» **DIRECTIVE**
Look through the lines below and extract any with the word "bluetooth".

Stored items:
★ ★ ★ ★ ★ ★ ★
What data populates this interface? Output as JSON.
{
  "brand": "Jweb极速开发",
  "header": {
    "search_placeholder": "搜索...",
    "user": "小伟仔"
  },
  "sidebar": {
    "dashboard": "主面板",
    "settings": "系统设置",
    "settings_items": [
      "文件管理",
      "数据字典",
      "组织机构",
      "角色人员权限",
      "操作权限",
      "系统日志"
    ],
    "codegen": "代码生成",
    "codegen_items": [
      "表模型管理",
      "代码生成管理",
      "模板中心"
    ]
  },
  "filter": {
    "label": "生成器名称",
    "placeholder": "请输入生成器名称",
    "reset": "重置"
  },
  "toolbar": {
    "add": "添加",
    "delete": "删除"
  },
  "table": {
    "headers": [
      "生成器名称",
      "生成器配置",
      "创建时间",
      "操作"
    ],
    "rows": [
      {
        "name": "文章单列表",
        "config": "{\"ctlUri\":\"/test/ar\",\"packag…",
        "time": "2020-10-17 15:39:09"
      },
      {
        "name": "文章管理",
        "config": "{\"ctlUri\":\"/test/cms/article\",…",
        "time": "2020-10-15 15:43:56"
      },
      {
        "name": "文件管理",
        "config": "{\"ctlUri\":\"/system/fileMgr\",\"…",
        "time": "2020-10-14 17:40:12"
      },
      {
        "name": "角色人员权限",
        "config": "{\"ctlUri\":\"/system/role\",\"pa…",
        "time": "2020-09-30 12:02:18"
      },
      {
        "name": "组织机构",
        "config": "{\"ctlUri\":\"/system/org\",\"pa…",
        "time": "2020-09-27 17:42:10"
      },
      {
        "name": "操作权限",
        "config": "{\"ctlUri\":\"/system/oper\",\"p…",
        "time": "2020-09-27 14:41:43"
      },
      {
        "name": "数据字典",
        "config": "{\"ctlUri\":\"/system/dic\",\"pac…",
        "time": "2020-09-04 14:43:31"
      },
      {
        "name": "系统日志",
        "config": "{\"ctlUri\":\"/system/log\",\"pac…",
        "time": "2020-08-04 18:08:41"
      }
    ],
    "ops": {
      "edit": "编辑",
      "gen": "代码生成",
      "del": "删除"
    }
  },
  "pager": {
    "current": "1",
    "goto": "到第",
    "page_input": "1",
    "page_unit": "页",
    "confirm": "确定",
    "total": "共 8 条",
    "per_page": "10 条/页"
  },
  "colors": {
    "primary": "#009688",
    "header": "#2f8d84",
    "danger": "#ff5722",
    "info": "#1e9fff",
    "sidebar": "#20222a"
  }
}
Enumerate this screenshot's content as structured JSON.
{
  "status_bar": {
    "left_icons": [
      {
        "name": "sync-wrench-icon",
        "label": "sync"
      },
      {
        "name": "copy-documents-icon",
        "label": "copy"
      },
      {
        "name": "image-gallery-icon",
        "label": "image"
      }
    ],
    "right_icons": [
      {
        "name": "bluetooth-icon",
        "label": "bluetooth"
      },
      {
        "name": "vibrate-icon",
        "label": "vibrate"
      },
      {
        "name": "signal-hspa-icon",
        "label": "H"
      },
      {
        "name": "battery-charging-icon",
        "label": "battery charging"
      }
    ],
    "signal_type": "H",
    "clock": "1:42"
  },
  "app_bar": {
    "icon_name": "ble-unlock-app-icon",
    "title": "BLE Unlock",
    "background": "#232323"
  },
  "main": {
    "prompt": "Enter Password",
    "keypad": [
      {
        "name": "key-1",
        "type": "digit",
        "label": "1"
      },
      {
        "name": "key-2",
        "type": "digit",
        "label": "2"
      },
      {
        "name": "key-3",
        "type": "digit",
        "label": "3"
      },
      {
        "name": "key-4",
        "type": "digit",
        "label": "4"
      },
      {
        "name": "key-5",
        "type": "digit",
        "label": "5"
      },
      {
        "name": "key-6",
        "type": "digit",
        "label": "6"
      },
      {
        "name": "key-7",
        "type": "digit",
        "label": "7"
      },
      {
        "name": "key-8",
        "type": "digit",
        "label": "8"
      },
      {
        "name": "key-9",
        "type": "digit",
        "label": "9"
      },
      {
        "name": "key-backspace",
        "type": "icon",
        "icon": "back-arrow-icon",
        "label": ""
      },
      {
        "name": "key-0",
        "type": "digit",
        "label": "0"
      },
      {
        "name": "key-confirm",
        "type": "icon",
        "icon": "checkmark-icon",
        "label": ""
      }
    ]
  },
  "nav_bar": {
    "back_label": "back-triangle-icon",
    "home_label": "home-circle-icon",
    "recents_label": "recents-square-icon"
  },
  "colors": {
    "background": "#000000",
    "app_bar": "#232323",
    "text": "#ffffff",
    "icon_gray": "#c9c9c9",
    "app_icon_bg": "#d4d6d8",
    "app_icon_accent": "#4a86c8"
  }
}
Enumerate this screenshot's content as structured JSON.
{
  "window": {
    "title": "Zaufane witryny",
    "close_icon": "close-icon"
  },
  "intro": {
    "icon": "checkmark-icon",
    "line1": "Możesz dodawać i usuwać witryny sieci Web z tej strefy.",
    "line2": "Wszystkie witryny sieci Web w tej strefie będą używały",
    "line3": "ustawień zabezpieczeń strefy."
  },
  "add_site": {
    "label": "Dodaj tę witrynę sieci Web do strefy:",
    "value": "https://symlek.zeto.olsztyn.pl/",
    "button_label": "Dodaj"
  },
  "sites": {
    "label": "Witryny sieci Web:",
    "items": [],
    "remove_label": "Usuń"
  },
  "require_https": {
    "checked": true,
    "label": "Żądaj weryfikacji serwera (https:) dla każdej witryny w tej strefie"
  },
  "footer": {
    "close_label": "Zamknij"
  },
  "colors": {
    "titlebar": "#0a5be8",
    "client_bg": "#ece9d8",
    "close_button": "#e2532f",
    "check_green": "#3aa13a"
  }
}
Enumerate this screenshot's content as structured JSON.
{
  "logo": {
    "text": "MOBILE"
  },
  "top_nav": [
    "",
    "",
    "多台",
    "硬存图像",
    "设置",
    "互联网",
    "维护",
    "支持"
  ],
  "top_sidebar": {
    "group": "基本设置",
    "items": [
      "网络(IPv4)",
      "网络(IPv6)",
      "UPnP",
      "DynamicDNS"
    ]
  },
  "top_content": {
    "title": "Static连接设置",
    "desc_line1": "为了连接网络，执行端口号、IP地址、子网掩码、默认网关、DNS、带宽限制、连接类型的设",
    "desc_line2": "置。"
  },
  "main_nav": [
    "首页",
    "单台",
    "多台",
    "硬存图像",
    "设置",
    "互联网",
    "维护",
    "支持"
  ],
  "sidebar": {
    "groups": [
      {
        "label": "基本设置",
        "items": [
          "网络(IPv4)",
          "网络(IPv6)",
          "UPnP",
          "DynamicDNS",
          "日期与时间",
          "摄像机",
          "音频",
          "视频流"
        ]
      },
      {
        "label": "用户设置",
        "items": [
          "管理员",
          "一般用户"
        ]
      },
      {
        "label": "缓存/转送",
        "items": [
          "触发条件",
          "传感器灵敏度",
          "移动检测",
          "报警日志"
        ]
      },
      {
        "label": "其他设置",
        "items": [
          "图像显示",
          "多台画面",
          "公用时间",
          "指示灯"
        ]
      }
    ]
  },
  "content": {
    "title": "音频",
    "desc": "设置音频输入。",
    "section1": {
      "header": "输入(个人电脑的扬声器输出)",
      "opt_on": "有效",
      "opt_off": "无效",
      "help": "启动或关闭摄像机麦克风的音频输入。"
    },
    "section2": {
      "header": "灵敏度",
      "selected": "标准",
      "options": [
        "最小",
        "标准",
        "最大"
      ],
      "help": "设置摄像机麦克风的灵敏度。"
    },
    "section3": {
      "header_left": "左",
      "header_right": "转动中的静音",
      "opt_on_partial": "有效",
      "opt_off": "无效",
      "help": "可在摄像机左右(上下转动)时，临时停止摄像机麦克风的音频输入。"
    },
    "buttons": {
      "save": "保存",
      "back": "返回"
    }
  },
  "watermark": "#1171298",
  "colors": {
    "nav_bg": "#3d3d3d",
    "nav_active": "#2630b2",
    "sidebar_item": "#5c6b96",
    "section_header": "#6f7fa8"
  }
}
★ ★ ★ ★ ★ ★ ★
» **TASK RESPONSE**
        "name": "bluetooth-icon",
        "label": "bluetooth"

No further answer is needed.